- [REQUEST]
Drop all images and give the records again exactly.
── RECORDS SHOWN
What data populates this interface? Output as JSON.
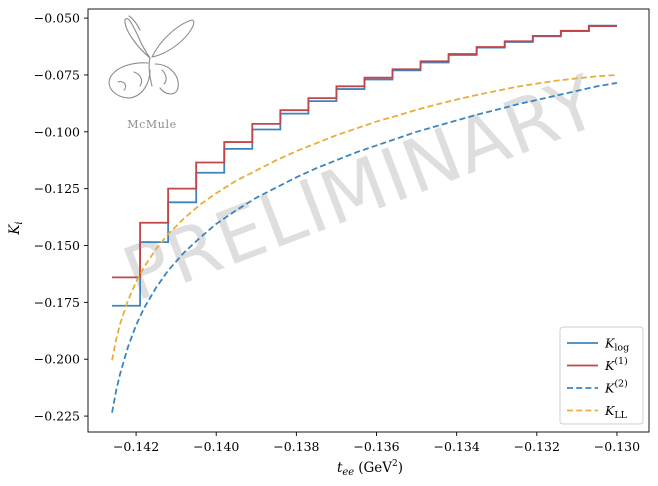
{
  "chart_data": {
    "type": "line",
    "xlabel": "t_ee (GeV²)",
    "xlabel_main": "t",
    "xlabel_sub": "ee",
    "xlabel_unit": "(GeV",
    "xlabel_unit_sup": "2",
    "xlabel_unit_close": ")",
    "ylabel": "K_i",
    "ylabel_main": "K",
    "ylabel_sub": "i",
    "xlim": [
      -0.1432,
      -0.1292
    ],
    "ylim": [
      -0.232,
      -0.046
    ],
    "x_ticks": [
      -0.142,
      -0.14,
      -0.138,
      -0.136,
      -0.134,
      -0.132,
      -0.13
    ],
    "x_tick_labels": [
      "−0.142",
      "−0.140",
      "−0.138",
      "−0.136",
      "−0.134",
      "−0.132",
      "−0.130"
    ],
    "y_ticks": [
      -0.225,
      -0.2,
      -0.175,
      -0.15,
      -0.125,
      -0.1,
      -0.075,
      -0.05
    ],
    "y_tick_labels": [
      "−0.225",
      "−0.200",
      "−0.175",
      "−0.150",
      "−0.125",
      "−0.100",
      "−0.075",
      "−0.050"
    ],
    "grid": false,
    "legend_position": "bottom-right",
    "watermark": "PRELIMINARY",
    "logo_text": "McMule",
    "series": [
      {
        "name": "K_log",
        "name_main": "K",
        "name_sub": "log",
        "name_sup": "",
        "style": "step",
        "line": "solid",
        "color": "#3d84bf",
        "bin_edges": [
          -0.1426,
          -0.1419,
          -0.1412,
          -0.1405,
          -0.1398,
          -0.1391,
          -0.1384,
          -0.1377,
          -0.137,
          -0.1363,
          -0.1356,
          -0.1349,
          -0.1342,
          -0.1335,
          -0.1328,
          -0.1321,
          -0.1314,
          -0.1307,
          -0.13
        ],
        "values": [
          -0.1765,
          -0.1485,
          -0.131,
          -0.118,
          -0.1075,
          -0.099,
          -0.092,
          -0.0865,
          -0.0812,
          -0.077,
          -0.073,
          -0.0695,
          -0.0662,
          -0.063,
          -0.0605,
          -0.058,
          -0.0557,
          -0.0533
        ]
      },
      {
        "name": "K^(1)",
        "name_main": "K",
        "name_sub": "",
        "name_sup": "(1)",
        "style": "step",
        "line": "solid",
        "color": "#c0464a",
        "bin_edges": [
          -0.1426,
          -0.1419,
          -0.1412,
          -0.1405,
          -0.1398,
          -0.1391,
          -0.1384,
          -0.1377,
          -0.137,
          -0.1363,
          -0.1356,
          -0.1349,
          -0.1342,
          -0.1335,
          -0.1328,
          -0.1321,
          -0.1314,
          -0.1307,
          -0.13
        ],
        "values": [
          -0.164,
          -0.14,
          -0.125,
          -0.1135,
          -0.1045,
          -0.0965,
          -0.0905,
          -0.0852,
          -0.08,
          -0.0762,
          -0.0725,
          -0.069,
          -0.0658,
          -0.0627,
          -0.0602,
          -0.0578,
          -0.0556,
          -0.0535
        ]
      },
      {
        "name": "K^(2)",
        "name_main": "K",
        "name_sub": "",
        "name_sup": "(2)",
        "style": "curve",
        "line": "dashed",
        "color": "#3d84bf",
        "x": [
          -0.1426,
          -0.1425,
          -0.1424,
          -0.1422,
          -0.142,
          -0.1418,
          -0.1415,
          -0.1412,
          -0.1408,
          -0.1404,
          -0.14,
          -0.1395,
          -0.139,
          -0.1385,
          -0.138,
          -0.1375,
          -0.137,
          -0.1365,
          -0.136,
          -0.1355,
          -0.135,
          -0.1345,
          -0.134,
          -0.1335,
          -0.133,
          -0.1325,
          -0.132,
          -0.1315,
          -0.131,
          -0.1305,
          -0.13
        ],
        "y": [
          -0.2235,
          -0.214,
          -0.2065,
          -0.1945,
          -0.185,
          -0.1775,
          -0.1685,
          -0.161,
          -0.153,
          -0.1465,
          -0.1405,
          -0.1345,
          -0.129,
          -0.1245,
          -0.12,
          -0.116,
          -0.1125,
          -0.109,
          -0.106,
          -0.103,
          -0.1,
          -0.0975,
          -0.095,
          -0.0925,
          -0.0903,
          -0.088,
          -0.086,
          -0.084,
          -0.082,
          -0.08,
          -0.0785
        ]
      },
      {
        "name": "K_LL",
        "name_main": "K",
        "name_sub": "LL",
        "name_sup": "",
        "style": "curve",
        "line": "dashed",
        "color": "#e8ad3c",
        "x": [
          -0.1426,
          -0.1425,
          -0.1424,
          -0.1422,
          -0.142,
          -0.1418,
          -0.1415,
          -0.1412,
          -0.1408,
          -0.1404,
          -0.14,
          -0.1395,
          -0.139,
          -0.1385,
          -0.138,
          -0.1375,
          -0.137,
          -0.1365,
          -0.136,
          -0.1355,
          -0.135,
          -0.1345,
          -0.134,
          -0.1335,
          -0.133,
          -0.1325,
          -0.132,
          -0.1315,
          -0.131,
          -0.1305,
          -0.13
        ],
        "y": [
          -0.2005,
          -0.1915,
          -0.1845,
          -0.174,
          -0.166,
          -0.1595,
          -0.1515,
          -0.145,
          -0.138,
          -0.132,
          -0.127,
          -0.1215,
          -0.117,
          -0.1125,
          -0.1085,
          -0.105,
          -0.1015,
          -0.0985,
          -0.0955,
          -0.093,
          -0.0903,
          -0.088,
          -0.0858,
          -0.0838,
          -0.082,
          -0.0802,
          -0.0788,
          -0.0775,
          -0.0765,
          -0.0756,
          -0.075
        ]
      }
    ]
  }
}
────
- [COMPLETED TASK]
What data populates this interface? Output as JSON.
{
  "chart_data": {
    "type": "line",
    "xlabel": "t_ee (GeV²)",
    "xlabel_main": "t",
    "xlabel_sub": "ee",
    "xlabel_unit": "(GeV",
    "xlabel_unit_sup": "2",
    "xlabel_unit_close": ")",
    "ylabel": "K_i",
    "ylabel_main": "K",
    "ylabel_sub": "i",
    "xlim": [
      -0.1432,
      -0.1292
    ],
    "ylim": [
      -0.232,
      -0.046
    ],
    "x_ticks": [
      -0.142,
      -0.14,
      -0.138,
      -0.136,
      -0.134,
      -0.132,
      -0.13
    ],
    "x_tick_labels": [
      "−0.142",
      "−0.140",
      "−0.138",
      "−0.136",
      "−0.134",
      "−0.132",
      "−0.130"
    ],
    "y_ticks": [
      -0.225,
      -0.2,
      -0.175,
      -0.15,
      -0.125,
      -0.1,
      -0.075,
      -0.05
    ],
    "y_tick_labels": [
      "−0.225",
      "−0.200",
      "−0.175",
      "−0.150",
      "−0.125",
      "−0.100",
      "−0.075",
      "−0.050"
    ],
    "grid": false,
    "legend_position": "bottom-right",
    "watermark": "PRELIMINARY",
    "logo_text": "McMule",
    "series": [
      {
        "name": "K_log",
        "name_main": "K",
        "name_sub": "log",
        "name_sup": "",
        "style": "step",
        "line": "solid",
        "color": "#3d84bf",
        "bin_edges": [
          -0.1426,
          -0.1419,
          -0.1412,
          -0.1405,
          -0.1398,
          -0.1391,
          -0.1384,
          -0.1377,
          -0.137,
          -0.1363,
          -0.1356,
          -0.1349,
          -0.1342,
          -0.1335,
          -0.1328,
          -0.1321,
          -0.1314,
          -0.1307,
          -0.13
        ],
        "values": [
          -0.1765,
          -0.1485,
          -0.131,
          -0.118,
          -0.1075,
          -0.099,
          -0.092,
          -0.0865,
          -0.0812,
          -0.077,
          -0.073,
          -0.0695,
          -0.0662,
          -0.063,
          -0.0605,
          -0.058,
          -0.0557,
          -0.0533
        ]
      },
      {
        "name": "K^(1)",
        "name_main": "K",
        "name_sub": "",
        "name_sup": "(1)",
        "style": "step",
        "line": "solid",
        "color": "#c0464a",
        "bin_edges": [
          -0.1426,
          -0.1419,
          -0.1412,
          -0.1405,
          -0.1398,
          -0.1391,
          -0.1384,
          -0.1377,
          -0.137,
          -0.1363,
          -0.1356,
          -0.1349,
          -0.1342,
          -0.1335,
          -0.1328,
          -0.1321,
          -0.1314,
          -0.1307,
          -0.13
        ],
        "values": [
          -0.164,
          -0.14,
          -0.125,
          -0.1135,
          -0.1045,
          -0.0965,
          -0.0905,
          -0.0852,
          -0.08,
          -0.0762,
          -0.0725,
          -0.069,
          -0.0658,
          -0.0627,
          -0.0602,
          -0.0578,
          -0.0556,
          -0.0535
        ]
      },
      {
        "name": "K^(2)",
        "name_main": "K",
        "name_sub": "",
        "name_sup": "(2)",
        "style": "curve",
        "line": "dashed",
        "color": "#3d84bf",
        "x": [
          -0.1426,
          -0.1425,
          -0.1424,
          -0.1422,
          -0.142,
          -0.1418,
          -0.1415,
          -0.1412,
          -0.1408,
          -0.1404,
          -0.14,
          -0.1395,
          -0.139,
          -0.1385,
          -0.138,
          -0.1375,
          -0.137,
          -0.1365,
          -0.136,
          -0.1355,
          -0.135,
          -0.1345,
          -0.134,
          -0.1335,
          -0.133,
          -0.1325,
          -0.132,
          -0.1315,
          -0.131,
          -0.1305,
          -0.13
        ],
        "y": [
          -0.2235,
          -0.214,
          -0.2065,
          -0.1945,
          -0.185,
          -0.1775,
          -0.1685,
          -0.161,
          -0.153,
          -0.1465,
          -0.1405,
          -0.1345,
          -0.129,
          -0.1245,
          -0.12,
          -0.116,
          -0.1125,
          -0.109,
          -0.106,
          -0.103,
          -0.1,
          -0.0975,
          -0.095,
          -0.0925,
          -0.0903,
          -0.088,
          -0.086,
          -0.084,
          -0.082,
          -0.08,
          -0.0785
        ]
      },
      {
        "name": "K_LL",
        "name_main": "K",
        "name_sub": "LL",
        "name_sup": "",
        "style": "curve",
        "line": "dashed",
        "color": "#e8ad3c",
        "x": [
          -0.1426,
          -0.1425,
          -0.1424,
          -0.1422,
          -0.142,
          -0.1418,
          -0.1415,
          -0.1412,
          -0.1408,
          -0.1404,
          -0.14,
          -0.1395,
          -0.139,
          -0.1385,
          -0.138,
          -0.1375,
          -0.137,
          -0.1365,
          -0.136,
          -0.1355,
          -0.135,
          -0.1345,
          -0.134,
          -0.1335,
          -0.133,
          -0.1325,
          -0.132,
          -0.1315,
          -0.131,
          -0.1305,
          -0.13
        ],
        "y": [
          -0.2005,
          -0.1915,
          -0.1845,
          -0.174,
          -0.166,
          -0.1595,
          -0.1515,
          -0.145,
          -0.138,
          -0.132,
          -0.127,
          -0.1215,
          -0.117,
          -0.1125,
          -0.1085,
          -0.105,
          -0.1015,
          -0.0985,
          -0.0955,
          -0.093,
          -0.0903,
          -0.088,
          -0.0858,
          -0.0838,
          -0.082,
          -0.0802,
          -0.0788,
          -0.0775,
          -0.0765,
          -0.0756,
          -0.075
        ]
      }
    ]
  }
}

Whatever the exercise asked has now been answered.